> _WHAT YOU HAVE TO DO_
Copy out all lines where "this" appears.

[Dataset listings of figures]
•••••

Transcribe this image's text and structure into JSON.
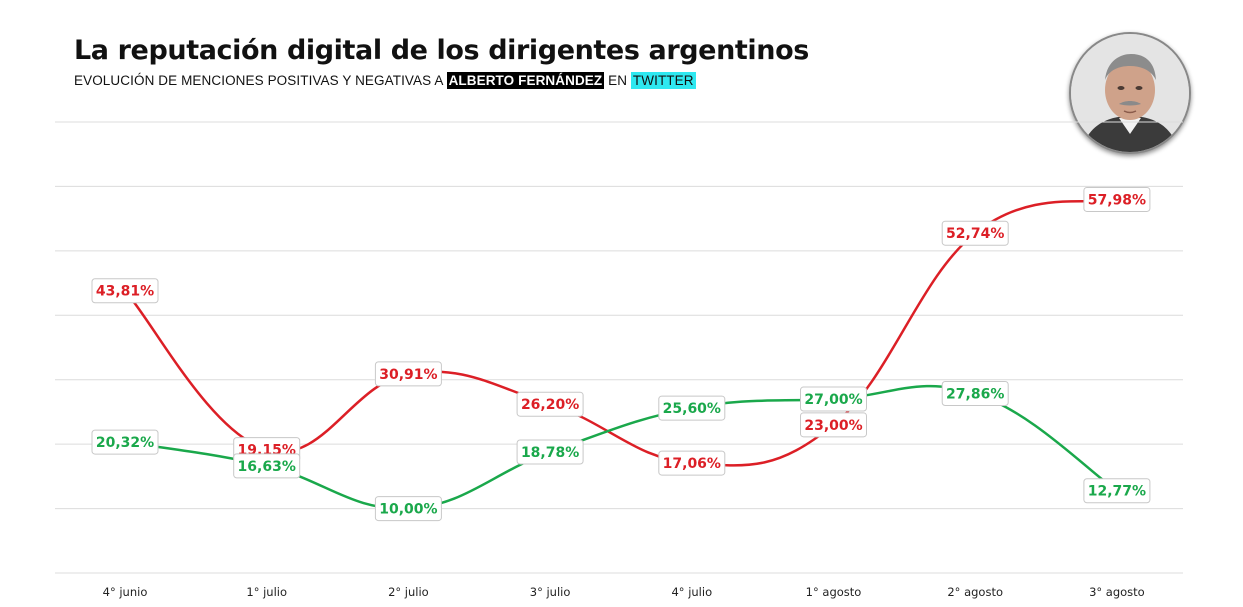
{
  "header": {
    "title": "La reputación digital de los dirigentes argentinos",
    "subtitle_prefix": "EVOLUCIÓN DE MENCIONES POSITIVAS Y NEGATIVAS A ",
    "subtitle_name": "ALBERTO FERNÁNDEZ",
    "subtitle_mid": " EN ",
    "subtitle_platform": "TWITTER"
  },
  "colors": {
    "negative": "#dc1f26",
    "positive": "#1aa84b",
    "grid": "#dcdcdc",
    "highlight_dark": "#000000",
    "highlight_cyan": "#2ee8f0"
  },
  "chart_data": {
    "type": "line",
    "categories": [
      "4° junio",
      "1° julio",
      "2° julio",
      "3° julio",
      "4° julio",
      "1° agosto",
      "2° agosto",
      "3° agosto"
    ],
    "series": [
      {
        "color": "#dc1f26",
        "values": [
          43.81,
          19.15,
          30.91,
          26.2,
          17.06,
          23.0,
          52.74,
          57.98
        ],
        "labels": [
          "43,81%",
          "19,15%",
          "30,91%",
          "26,20%",
          "17,06%",
          "23,00%",
          "52,74%",
          "57,98%"
        ]
      },
      {
        "color": "#1aa84b",
        "values": [
          20.32,
          16.63,
          10.0,
          18.78,
          25.6,
          27.0,
          27.86,
          12.77
        ],
        "labels": [
          "20,32%",
          "16,63%",
          "10,00%",
          "18,78%",
          "25,60%",
          "27,00%",
          "27,86%",
          "12,77%"
        ]
      }
    ],
    "ylim": [
      0,
      70
    ],
    "grid": true,
    "legend": "none",
    "line_style": "smooth"
  }
}
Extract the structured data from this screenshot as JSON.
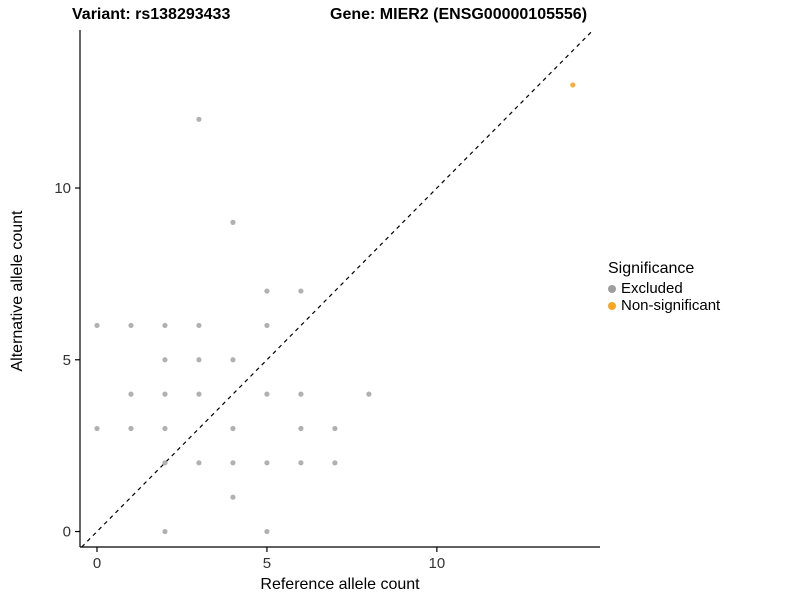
{
  "chart_data": {
    "type": "scatter",
    "title_left": "Variant: rs138293433",
    "title_right": "Gene: MIER2 (ENSG00000105556)",
    "xlabel": "Reference allele count",
    "ylabel": "Alternative allele count",
    "xlim": [
      -0.5,
      14.8
    ],
    "ylim": [
      -0.45,
      14.6
    ],
    "xticks": [
      0,
      5,
      10
    ],
    "yticks": [
      0,
      5,
      10
    ],
    "grid": false,
    "reference_line": {
      "type": "identity",
      "style": "dashed",
      "color": "#000000"
    },
    "legend": {
      "title": "Significance",
      "position": "right",
      "entries": [
        {
          "label": "Excluded",
          "color": "#9e9e9e"
        },
        {
          "label": "Non-significant",
          "color": "#f5a623"
        }
      ]
    },
    "series": [
      {
        "name": "Excluded",
        "color": "#a8a8a8",
        "points": [
          [
            0,
            3
          ],
          [
            0,
            6
          ],
          [
            1,
            3
          ],
          [
            1,
            4
          ],
          [
            1,
            6
          ],
          [
            2,
            0
          ],
          [
            2,
            2
          ],
          [
            2,
            3
          ],
          [
            2,
            4
          ],
          [
            2,
            5
          ],
          [
            2,
            6
          ],
          [
            3,
            2
          ],
          [
            3,
            4
          ],
          [
            3,
            5
          ],
          [
            3,
            6
          ],
          [
            3,
            12
          ],
          [
            4,
            1
          ],
          [
            4,
            2
          ],
          [
            4,
            3
          ],
          [
            4,
            5
          ],
          [
            4,
            9
          ],
          [
            5,
            0
          ],
          [
            5,
            2
          ],
          [
            5,
            4
          ],
          [
            5,
            6
          ],
          [
            5,
            7
          ],
          [
            6,
            2
          ],
          [
            6,
            3
          ],
          [
            6,
            4
          ],
          [
            6,
            7
          ],
          [
            7,
            2
          ],
          [
            7,
            3
          ],
          [
            8,
            4
          ]
        ]
      },
      {
        "name": "Non-significant",
        "color": "#f5a623",
        "points": [
          [
            14,
            13
          ]
        ]
      }
    ]
  }
}
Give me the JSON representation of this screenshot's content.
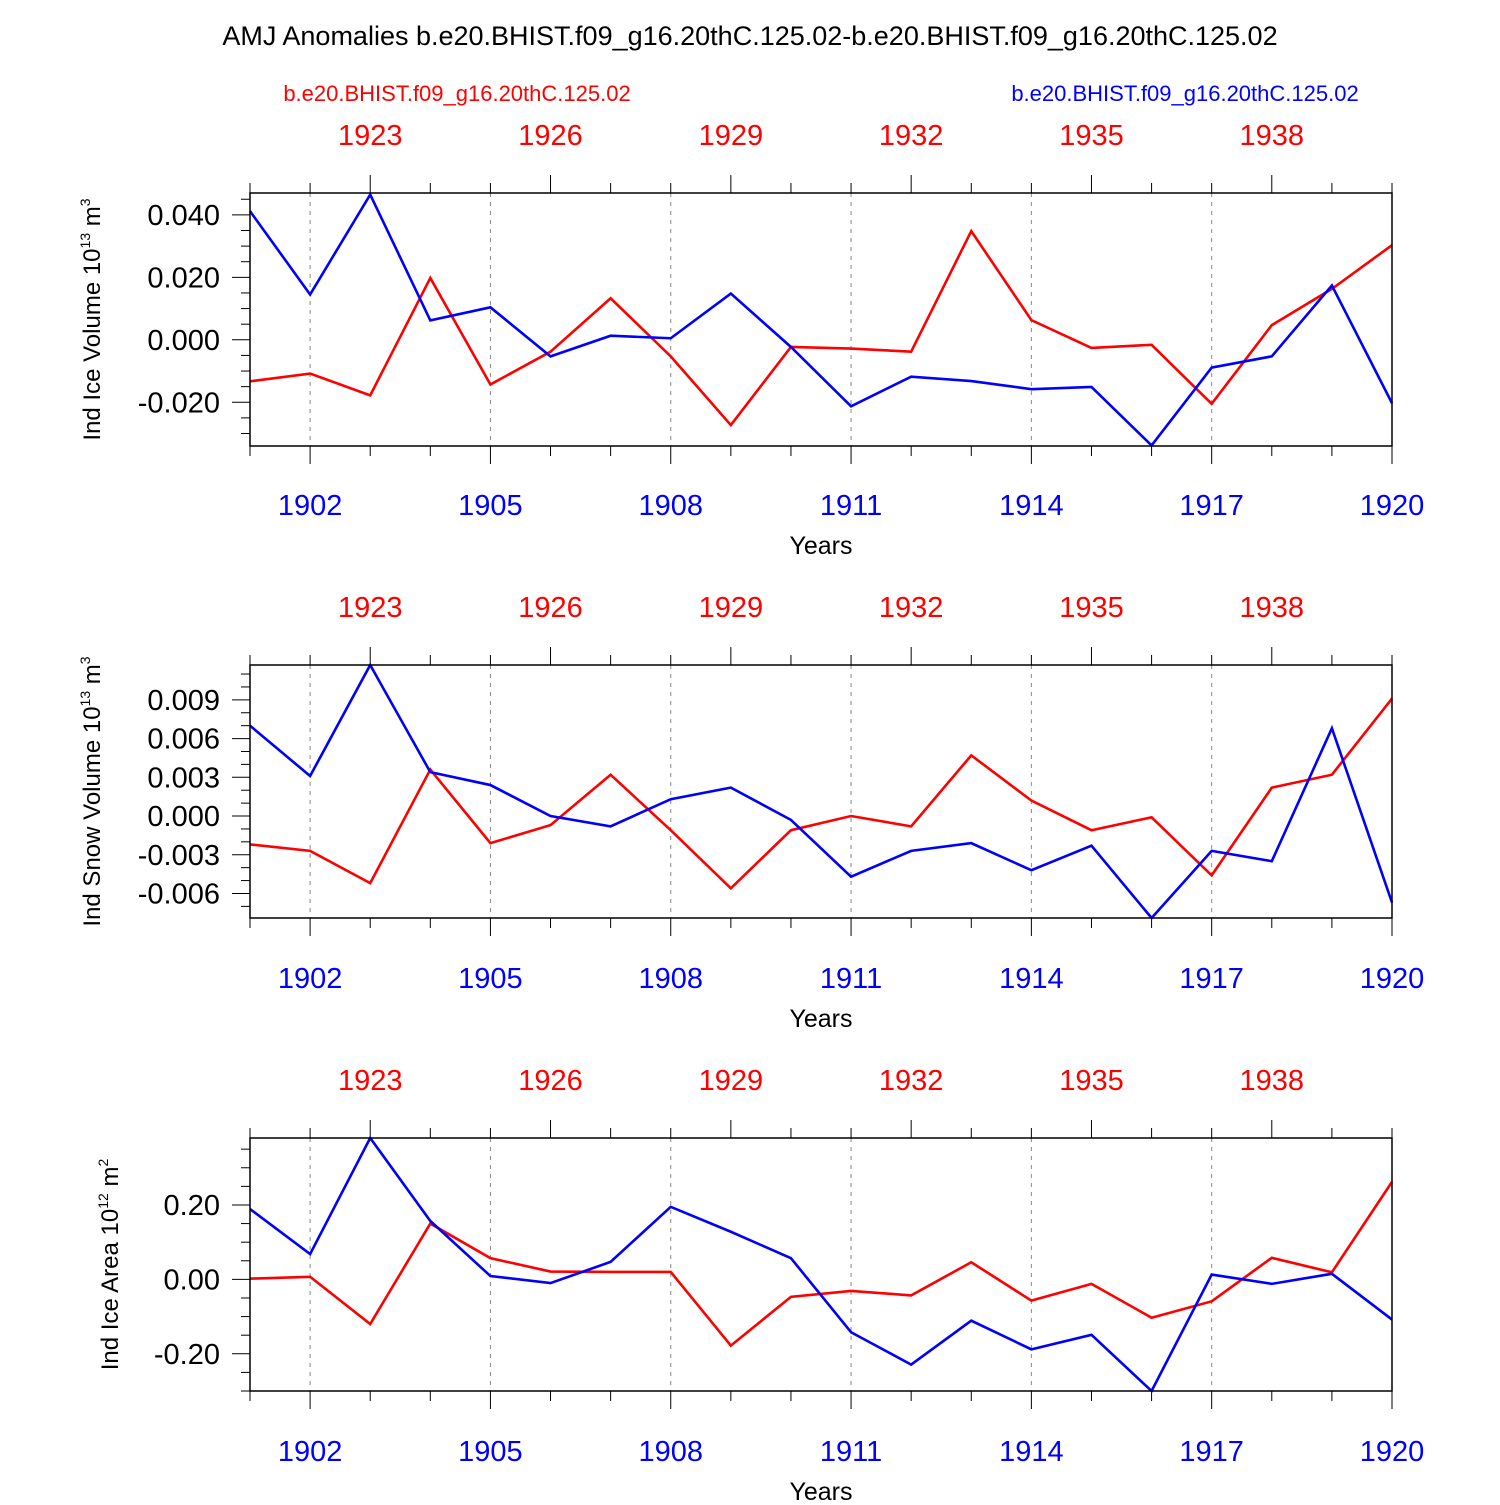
{
  "title": "AMJ Anomalies b.e20.BHIST.f09_g16.20thC.125.02-b.e20.BHIST.f09_g16.20thC.125.02",
  "legend": {
    "red_label": "b.e20.BHIST.f09_g16.20thC.125.02",
    "blue_label": "b.e20.BHIST.f09_g16.20thC.125.02"
  },
  "colors": {
    "series_a": "#ff0000",
    "series_b": "#0000ff",
    "axis": "#000000",
    "grid": "#888888"
  },
  "chart_data": [
    {
      "type": "line",
      "ylabel_main": "Ind Ice Volume 10",
      "ylabel_exp": "13",
      "ylabel_unit": " m",
      "ylabel_unit_exp": "3",
      "xlabel": "Years",
      "ylim": [
        -0.034,
        0.047
      ],
      "yticks": [
        -0.02,
        0.0,
        0.02,
        0.04
      ],
      "ytick_labels": [
        "-0.020",
        "0.000",
        "0.020",
        "0.040"
      ],
      "minor_step": 0.005,
      "bottom_axis": {
        "x": [
          1901,
          1902,
          1903,
          1904,
          1905,
          1906,
          1907,
          1908,
          1909,
          1910,
          1911,
          1912,
          1913,
          1914,
          1915,
          1916,
          1917,
          1918,
          1919,
          1920
        ],
        "ticks": [
          1902,
          1905,
          1908,
          1911,
          1914,
          1917,
          1920
        ],
        "tick_labels": [
          "1902",
          "1905",
          "1908",
          "1911",
          "1914",
          "1917",
          "1920"
        ]
      },
      "top_axis": {
        "ticks": [
          1923,
          1926,
          1929,
          1932,
          1935,
          1938
        ],
        "tick_labels": [
          "1923",
          "1926",
          "1929",
          "1932",
          "1935",
          "1938"
        ],
        "offset": 20
      },
      "series": [
        {
          "name": "b.e20.BHIST.f09_g16.20thC.125.02 (red, years 1921-1940)",
          "color": "#ff0000",
          "values": [
            -0.0133,
            -0.0108,
            -0.0178,
            0.0198,
            -0.0143,
            -0.0038,
            0.0133,
            -0.0053,
            -0.0273,
            -0.0023,
            -0.0028,
            -0.0038,
            0.0348,
            0.0063,
            -0.0026,
            -0.0016,
            -0.0205,
            0.0047,
            0.0163,
            0.0303
          ]
        },
        {
          "name": "b.e20.BHIST.f09_g16.20thC.125.02 (blue, years 1901-1920)",
          "color": "#0000ff",
          "values": [
            0.0412,
            0.0145,
            0.0465,
            0.0062,
            0.0104,
            -0.0053,
            0.0013,
            0.0005,
            0.0148,
            -0.0023,
            -0.0213,
            -0.0118,
            -0.0132,
            -0.0158,
            -0.0151,
            -0.0338,
            -0.0089,
            -0.0053,
            0.0174,
            -0.0203
          ]
        }
      ]
    },
    {
      "type": "line",
      "ylabel_main": "Ind Snow Volume 10",
      "ylabel_exp": "13",
      "ylabel_unit": " m",
      "ylabel_unit_exp": "3",
      "xlabel": "Years",
      "ylim": [
        -0.0079,
        0.0117
      ],
      "yticks": [
        -0.006,
        -0.003,
        0.0,
        0.003,
        0.006,
        0.009
      ],
      "ytick_labels": [
        "-0.006",
        "-0.003",
        "0.000",
        "0.003",
        "0.006",
        "0.009"
      ],
      "minor_step": 0.001,
      "bottom_axis": {
        "x": [
          1901,
          1902,
          1903,
          1904,
          1905,
          1906,
          1907,
          1908,
          1909,
          1910,
          1911,
          1912,
          1913,
          1914,
          1915,
          1916,
          1917,
          1918,
          1919,
          1920
        ],
        "ticks": [
          1902,
          1905,
          1908,
          1911,
          1914,
          1917,
          1920
        ],
        "tick_labels": [
          "1902",
          "1905",
          "1908",
          "1911",
          "1914",
          "1917",
          "1920"
        ]
      },
      "top_axis": {
        "ticks": [
          1923,
          1926,
          1929,
          1932,
          1935,
          1938
        ],
        "tick_labels": [
          "1923",
          "1926",
          "1929",
          "1932",
          "1935",
          "1938"
        ],
        "offset": 20
      },
      "series": [
        {
          "name": "b.e20.BHIST.f09_g16.20thC.125.02 (red, years 1921-1940)",
          "color": "#ff0000",
          "values": [
            -0.0022,
            -0.0027,
            -0.0052,
            0.0036,
            -0.0021,
            -0.0007,
            0.0032,
            -0.0011,
            -0.0056,
            -0.0011,
            0.0,
            -0.0008,
            0.0047,
            0.0012,
            -0.0011,
            -0.0001,
            -0.0046,
            0.0022,
            0.0032,
            0.0091
          ]
        },
        {
          "name": "b.e20.BHIST.f09_g16.20thC.125.02 (blue, years 1901-1920)",
          "color": "#0000ff",
          "values": [
            0.007,
            0.0031,
            0.0117,
            0.0034,
            0.0024,
            0.0,
            -0.0008,
            0.0013,
            0.0022,
            -0.0003,
            -0.0047,
            -0.0027,
            -0.0021,
            -0.0042,
            -0.0023,
            -0.0079,
            -0.0027,
            -0.0035,
            0.0068,
            -0.0067
          ]
        }
      ]
    },
    {
      "type": "line",
      "ylabel_main": "Ind Ice Area 10",
      "ylabel_exp": "12",
      "ylabel_unit": " m",
      "ylabel_unit_exp": "2",
      "xlabel": "Years",
      "ylim": [
        -0.3,
        0.38
      ],
      "yticks": [
        -0.2,
        0.0,
        0.2
      ],
      "ytick_labels": [
        "-0.20",
        "0.00",
        "0.20"
      ],
      "minor_step": 0.05,
      "bottom_axis": {
        "x": [
          1901,
          1902,
          1903,
          1904,
          1905,
          1906,
          1907,
          1908,
          1909,
          1910,
          1911,
          1912,
          1913,
          1914,
          1915,
          1916,
          1917,
          1918,
          1919,
          1920
        ],
        "ticks": [
          1902,
          1905,
          1908,
          1911,
          1914,
          1917,
          1920
        ],
        "tick_labels": [
          "1902",
          "1905",
          "1908",
          "1911",
          "1914",
          "1917",
          "1920"
        ]
      },
      "top_axis": {
        "ticks": [
          1923,
          1926,
          1929,
          1932,
          1935,
          1938
        ],
        "tick_labels": [
          "1923",
          "1926",
          "1929",
          "1932",
          "1935",
          "1938"
        ],
        "offset": 20
      },
      "series": [
        {
          "name": "b.e20.BHIST.f09_g16.20thC.125.02 (red, years 1921-1940)",
          "color": "#ff0000",
          "values": [
            0.002,
            0.007,
            -0.12,
            0.15,
            0.057,
            0.021,
            0.02,
            0.02,
            -0.178,
            -0.047,
            -0.031,
            -0.043,
            0.046,
            -0.057,
            -0.012,
            -0.103,
            -0.059,
            0.058,
            0.019,
            0.262
          ]
        },
        {
          "name": "b.e20.BHIST.f09_g16.20thC.125.02 (blue, years 1901-1920)",
          "color": "#0000ff",
          "values": [
            0.189,
            0.068,
            0.38,
            0.157,
            0.009,
            -0.01,
            0.047,
            0.195,
            0.128,
            0.057,
            -0.142,
            -0.229,
            -0.111,
            -0.188,
            -0.149,
            -0.3,
            0.013,
            -0.012,
            0.015,
            -0.108
          ]
        }
      ]
    }
  ]
}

•••••

> _TASK RESULT_
Transcribe this image's text and structure into JSON.
Extract the structured data from this screenshot as JSON.
Give me the JSON representation of this screenshot's content.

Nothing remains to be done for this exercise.